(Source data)
++++

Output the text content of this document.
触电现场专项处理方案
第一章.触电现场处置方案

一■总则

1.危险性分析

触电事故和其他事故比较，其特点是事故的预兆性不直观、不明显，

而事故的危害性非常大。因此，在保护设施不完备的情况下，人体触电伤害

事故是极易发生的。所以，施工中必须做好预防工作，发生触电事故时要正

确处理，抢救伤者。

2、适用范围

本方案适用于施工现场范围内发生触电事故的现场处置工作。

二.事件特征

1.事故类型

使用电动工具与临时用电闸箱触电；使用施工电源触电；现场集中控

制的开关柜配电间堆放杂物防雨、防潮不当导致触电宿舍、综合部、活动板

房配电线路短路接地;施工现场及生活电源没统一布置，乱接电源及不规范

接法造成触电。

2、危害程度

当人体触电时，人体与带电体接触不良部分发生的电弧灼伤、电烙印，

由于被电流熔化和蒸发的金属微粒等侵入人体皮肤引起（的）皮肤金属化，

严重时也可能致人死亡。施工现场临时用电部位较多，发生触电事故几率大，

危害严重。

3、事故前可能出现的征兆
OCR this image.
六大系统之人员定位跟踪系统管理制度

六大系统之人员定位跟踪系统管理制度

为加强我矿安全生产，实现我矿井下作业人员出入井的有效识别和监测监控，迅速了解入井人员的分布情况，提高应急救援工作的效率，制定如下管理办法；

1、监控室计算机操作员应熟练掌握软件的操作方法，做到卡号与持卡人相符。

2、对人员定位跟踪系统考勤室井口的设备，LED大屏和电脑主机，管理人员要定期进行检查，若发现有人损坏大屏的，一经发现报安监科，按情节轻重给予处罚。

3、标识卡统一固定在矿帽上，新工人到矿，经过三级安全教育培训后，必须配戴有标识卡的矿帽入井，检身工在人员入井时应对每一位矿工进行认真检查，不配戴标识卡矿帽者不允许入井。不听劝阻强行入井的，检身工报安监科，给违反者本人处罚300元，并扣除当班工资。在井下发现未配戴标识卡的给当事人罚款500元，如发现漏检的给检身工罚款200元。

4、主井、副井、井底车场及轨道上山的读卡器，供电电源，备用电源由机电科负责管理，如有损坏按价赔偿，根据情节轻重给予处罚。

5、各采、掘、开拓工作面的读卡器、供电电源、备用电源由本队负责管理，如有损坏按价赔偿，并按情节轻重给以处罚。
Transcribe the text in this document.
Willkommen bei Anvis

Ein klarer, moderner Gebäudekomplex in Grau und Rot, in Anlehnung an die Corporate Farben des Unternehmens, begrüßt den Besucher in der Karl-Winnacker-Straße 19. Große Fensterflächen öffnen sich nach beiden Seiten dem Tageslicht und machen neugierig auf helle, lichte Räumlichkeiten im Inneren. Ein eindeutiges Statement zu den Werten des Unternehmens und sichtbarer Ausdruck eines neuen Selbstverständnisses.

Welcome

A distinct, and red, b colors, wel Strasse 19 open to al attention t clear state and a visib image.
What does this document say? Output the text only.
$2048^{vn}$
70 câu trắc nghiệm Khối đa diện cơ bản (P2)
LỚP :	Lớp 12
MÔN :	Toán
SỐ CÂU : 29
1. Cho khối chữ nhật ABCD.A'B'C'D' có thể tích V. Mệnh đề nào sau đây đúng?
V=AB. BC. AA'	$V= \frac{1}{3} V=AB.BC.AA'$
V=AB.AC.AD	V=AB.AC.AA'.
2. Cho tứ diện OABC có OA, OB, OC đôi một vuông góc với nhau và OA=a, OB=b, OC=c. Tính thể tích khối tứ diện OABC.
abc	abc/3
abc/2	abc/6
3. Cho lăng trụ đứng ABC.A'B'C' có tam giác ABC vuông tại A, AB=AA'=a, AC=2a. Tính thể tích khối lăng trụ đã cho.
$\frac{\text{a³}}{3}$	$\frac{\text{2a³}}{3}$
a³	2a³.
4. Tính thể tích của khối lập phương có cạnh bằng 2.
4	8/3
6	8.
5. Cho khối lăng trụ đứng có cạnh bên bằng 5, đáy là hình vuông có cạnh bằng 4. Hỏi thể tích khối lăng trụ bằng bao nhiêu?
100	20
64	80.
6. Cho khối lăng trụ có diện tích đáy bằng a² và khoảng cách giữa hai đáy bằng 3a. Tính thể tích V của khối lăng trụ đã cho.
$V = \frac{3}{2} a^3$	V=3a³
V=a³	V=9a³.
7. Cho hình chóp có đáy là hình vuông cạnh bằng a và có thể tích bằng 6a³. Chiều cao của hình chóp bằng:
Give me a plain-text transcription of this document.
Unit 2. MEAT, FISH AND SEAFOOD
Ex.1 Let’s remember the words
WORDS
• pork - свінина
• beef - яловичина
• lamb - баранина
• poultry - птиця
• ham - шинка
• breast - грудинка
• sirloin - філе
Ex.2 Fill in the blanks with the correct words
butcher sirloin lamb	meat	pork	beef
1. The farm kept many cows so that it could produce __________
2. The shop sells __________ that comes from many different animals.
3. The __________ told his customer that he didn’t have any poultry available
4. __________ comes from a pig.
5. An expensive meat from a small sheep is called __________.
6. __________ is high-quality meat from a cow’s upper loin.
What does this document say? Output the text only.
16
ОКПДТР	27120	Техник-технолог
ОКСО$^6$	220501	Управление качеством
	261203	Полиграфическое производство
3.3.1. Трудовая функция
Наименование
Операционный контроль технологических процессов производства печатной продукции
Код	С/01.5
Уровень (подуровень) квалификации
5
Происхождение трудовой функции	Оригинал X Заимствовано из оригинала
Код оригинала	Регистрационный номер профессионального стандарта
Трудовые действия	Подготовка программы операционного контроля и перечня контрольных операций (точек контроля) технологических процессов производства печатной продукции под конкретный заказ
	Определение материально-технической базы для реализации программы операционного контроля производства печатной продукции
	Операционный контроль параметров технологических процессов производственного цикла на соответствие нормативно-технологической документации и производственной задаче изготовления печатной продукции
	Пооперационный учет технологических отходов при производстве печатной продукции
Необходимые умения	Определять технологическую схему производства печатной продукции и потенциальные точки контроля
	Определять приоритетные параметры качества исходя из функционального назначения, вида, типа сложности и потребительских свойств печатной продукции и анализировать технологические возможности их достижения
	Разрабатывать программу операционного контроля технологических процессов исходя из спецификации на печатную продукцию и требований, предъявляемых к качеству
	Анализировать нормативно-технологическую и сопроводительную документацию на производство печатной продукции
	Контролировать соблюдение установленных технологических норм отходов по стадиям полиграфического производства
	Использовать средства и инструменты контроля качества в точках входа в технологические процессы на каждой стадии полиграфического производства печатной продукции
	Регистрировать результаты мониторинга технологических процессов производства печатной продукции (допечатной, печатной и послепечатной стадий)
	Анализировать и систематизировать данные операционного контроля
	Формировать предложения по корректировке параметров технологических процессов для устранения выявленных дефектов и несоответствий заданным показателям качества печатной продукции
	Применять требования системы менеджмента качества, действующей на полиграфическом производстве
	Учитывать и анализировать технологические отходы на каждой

++++

> **The task**
Nothing in the listing may be changed; retype it all exactly.

> **Correct response**
Output the text content of this document.
触电现场专项处理方案
第一章.触电现场处置方案

一■总则

1.危险性分析

触电事故和其他事故比较，其特点是事故的预兆性不直观、不明显，

而事故的危害性非常大。因此，在保护设施不完备的情况下，人体触电伤害

事故是极易发生的。所以，施工中必须做好预防工作，发生触电事故时要正

确处理，抢救伤者。

2、适用范围

本方案适用于施工现场范围内发生触电事故的现场处置工作。

二.事件特征

1.事故类型

使用电动工具与临时用电闸箱触电；使用施工电源触电；现场集中控

制的开关柜配电间堆放杂物防雨、防潮不当导致触电宿舍、综合部、活动板

房配电线路短路接地;施工现场及生活电源没统一布置，乱接电源及不规范

接法造成触电。

2、危害程度

当人体触电时，人体与带电体接触不良部分发生的电弧灼伤、电烙印，

由于被电流熔化和蒸发的金属微粒等侵入人体皮肤引起（的）皮肤金属化，

严重时也可能致人死亡。施工现场临时用电部位较多，发生触电事故几率大，

危害严重。

3、事故前可能出现的征兆
OCR this image.
六大系统之人员定位跟踪系统管理制度

六大系统之人员定位跟踪系统管理制度

为加强我矿安全生产，实现我矿井下作业人员出入井的有效识别和监测监控，迅速了解入井人员的分布情况，提高应急救援工作的效率，制定如下管理办法；

1、监控室计算机操作员应熟练掌握软件的操作方法，做到卡号与持卡人相符。

2、对人员定位跟踪系统考勤室井口的设备，LED大屏和电脑主机，管理人员要定期进行检查，若发现有人损坏大屏的，一经发现报安监科，按情节轻重给予处罚。

3、标识卡统一固定在矿帽上，新工人到矿，经过三级安全教育培训后，必须配戴有标识卡的矿帽入井，检身工在人员入井时应对每一位矿工进行认真检查，不配戴标识卡矿帽者不允许入井。不听劝阻强行入井的，检身工报安监科，给违反者本人处罚300元，并扣除当班工资。在井下发现未配戴标识卡的给当事人罚款500元，如发现漏检的给检身工罚款200元。

4、主井、副井、井底车场及轨道上山的读卡器，供电电源，备用电源由机电科负责管理，如有损坏按价赔偿，根据情节轻重给予处罚。

5、各采、掘、开拓工作面的读卡器、供电电源、备用电源由本队负责管理，如有损坏按价赔偿，并按情节轻重给以处罚。
Transcribe the text in this document.
Willkommen bei Anvis

Ein klarer, moderner Gebäudekomplex in Grau und Rot, in Anlehnung an die Corporate Farben des Unternehmens, begrüßt den Besucher in der Karl-Winnacker-Straße 19. Große Fensterflächen öffnen sich nach beiden Seiten dem Tageslicht und machen neugierig auf helle, lichte Räumlichkeiten im Inneren. Ein eindeutiges Statement zu den Werten des Unternehmens und sichtbarer Ausdruck eines neuen Selbstverständnisses.

Welcome

A distinct, and red, b colors, wel Strasse 19 open to al attention t clear state and a visib image.
What does this document say? Output the text only.
$2048^{vn}$
70 câu trắc nghiệm Khối đa diện cơ bản (P2)
LỚP :	Lớp 12
MÔN :	Toán
SỐ CÂU : 29
1. Cho khối chữ nhật ABCD.A'B'C'D' có thể tích V. Mệnh đề nào sau đây đúng?
V=AB. BC. AA'	$V= \frac{1}{3} V=AB.BC.AA'$
V=AB.AC.AD	V=AB.AC.AA'.
2. Cho tứ diện OABC có OA, OB, OC đôi một vuông góc với nhau và OA=a, OB=b, OC=c. Tính thể tích khối tứ diện OABC.
abc	abc/3
abc/2	abc/6
3. Cho lăng trụ đứng ABC.A'B'C' có tam giác ABC vuông tại A, AB=AA'=a, AC=2a. Tính thể tích khối lăng trụ đã cho.
$\frac{\text{a³}}{3}$	$\frac{\text{2a³}}{3}$
a³	2a³.
4. Tính thể tích của khối lập phương có cạnh bằng 2.
4	8/3
6	8.
5. Cho khối lăng trụ đứng có cạnh bên bằng 5, đáy là hình vuông có cạnh bằng 4. Hỏi thể tích khối lăng trụ bằng bao nhiêu?
100	20
64	80.
6. Cho khối lăng trụ có diện tích đáy bằng a² và khoảng cách giữa hai đáy bằng 3a. Tính thể tích V của khối lăng trụ đã cho.
$V = \frac{3}{2} a^3$	V=3a³
V=a³	V=9a³.
7. Cho hình chóp có đáy là hình vuông cạnh bằng a và có thể tích bằng 6a³. Chiều cao của hình chóp bằng:
Give me a plain-text transcription of this document.
Unit 2. MEAT, FISH AND SEAFOOD
Ex.1 Let’s remember the words
WORDS
• pork - свінина
• beef - яловичина
• lamb - баранина
• poultry - птиця
• ham - шинка
• breast - грудинка
• sirloin - філе
Ex.2 Fill in the blanks with the correct words
butcher sirloin lamb	meat	pork	beef
1. The farm kept many cows so that it could produce __________
2. The shop sells __________ that comes from many different animals.
3. The __________ told his customer that he didn’t have any poultry available
4. __________ comes from a pig.
5. An expensive meat from a small sheep is called __________.
6. __________ is high-quality meat from a cow’s upper loin.
What does this document say? Output the text only.
16
ОКПДТР	27120	Техник-технолог
ОКСО$^6$	220501	Управление качеством
	261203	Полиграфическое производство
3.3.1. Трудовая функция
Наименование
Операционный контроль технологических процессов производства печатной продукции
Код	С/01.5
Уровень (подуровень) квалификации
5
Происхождение трудовой функции	Оригинал X Заимствовано из оригинала
Код оригинала	Регистрационный номер профессионального стандарта
Трудовые действия	Подготовка программы операционного контроля и перечня контрольных операций (точек контроля) технологических процессов производства печатной продукции под конкретный заказ
	Определение материально-технической базы для реализации программы операционного контроля производства печатной продукции
	Операционный контроль параметров технологических процессов производственного цикла на соответствие нормативно-технологической документации и производственной задаче изготовления печатной продукции
	Пооперационный учет технологических отходов при производстве печатной продукции
Необходимые умения	Определять технологическую схему производства печатной продукции и потенциальные точки контроля
	Определять приоритетные параметры качества исходя из функционального назначения, вида, типа сложности и потребительских свойств печатной продукции и анализировать технологические возможности их достижения
	Разрабатывать программу операционного контроля технологических процессов исходя из спецификации на печатную продукцию и требований, предъявляемых к качеству
	Анализировать нормативно-технологическую и сопроводительную документацию на производство печатной продукции
	Контролировать соблюдение установленных технологических норм отходов по стадиям полиграфического производства
	Использовать средства и инструменты контроля качества в точках входа в технологические процессы на каждой стадии полиграфического производства печатной продукции
	Регистрировать результаты мониторинга технологических процессов производства печатной продукции (допечатной, печатной и послепечатной стадий)
	Анализировать и систематизировать данные операционного контроля
	Формировать предложения по корректировке параметров технологических процессов для устранения выявленных дефектов и несоответствий заданным показателям качества печатной продукции
	Применять требования системы менеджмента качества, действующей на полиграфическом производстве
	Учитывать и анализировать технологические отходы на каждой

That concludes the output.